■ Records provided:
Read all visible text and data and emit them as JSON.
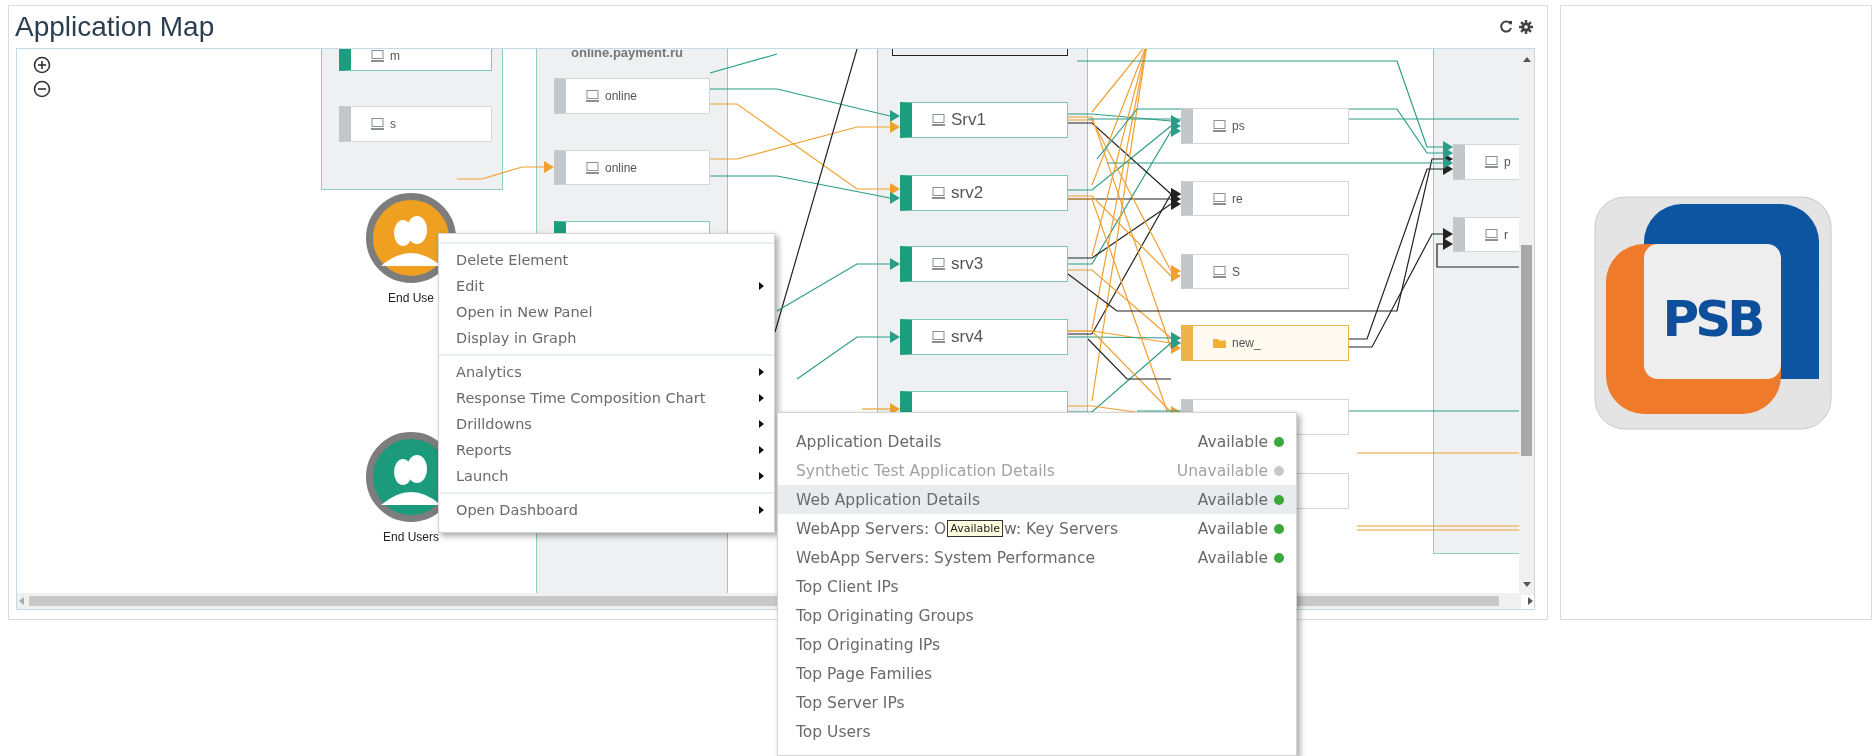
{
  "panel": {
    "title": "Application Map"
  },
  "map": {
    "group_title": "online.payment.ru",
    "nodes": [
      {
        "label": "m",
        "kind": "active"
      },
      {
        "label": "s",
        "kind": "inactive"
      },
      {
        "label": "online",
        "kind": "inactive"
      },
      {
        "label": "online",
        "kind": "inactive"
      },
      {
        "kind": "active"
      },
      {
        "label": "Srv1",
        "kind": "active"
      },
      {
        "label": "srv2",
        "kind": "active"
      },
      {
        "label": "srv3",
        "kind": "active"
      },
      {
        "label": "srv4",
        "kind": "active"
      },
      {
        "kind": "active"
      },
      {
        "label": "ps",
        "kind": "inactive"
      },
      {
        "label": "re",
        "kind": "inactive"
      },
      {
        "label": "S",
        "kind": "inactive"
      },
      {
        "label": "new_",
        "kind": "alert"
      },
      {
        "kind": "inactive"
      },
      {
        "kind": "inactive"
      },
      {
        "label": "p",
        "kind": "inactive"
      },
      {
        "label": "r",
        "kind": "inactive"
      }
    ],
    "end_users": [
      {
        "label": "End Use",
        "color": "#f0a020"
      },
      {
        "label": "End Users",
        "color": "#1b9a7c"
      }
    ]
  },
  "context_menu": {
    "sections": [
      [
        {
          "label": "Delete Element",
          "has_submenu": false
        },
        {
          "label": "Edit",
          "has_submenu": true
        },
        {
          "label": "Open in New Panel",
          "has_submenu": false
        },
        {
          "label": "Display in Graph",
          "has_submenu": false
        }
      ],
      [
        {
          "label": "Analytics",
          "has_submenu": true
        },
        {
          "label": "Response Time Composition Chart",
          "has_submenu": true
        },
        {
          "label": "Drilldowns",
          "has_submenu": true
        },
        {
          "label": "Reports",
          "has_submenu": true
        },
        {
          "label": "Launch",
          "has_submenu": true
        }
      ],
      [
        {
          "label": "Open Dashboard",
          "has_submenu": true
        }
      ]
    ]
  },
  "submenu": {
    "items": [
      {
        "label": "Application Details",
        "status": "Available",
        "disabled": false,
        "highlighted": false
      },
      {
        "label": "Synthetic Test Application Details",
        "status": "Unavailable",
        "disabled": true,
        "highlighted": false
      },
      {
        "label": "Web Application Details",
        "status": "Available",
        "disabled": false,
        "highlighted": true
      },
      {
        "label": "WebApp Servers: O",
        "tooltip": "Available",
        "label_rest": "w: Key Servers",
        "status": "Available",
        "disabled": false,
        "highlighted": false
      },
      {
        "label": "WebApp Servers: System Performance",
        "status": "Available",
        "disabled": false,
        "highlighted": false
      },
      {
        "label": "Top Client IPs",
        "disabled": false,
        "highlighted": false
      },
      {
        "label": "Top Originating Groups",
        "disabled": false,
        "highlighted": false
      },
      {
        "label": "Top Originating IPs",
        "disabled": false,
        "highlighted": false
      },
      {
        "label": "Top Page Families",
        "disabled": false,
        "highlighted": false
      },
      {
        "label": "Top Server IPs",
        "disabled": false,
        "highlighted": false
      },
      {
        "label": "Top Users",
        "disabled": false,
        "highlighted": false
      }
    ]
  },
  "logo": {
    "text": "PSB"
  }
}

■ Work to do: Using the listing above, gather each line that holds the string "Servers" and copy it.

■ Full solution:
        "label": "WebApp Servers: O",
        "label_rest": "w: Key Servers",
        "label": "WebApp Servers: System Performance",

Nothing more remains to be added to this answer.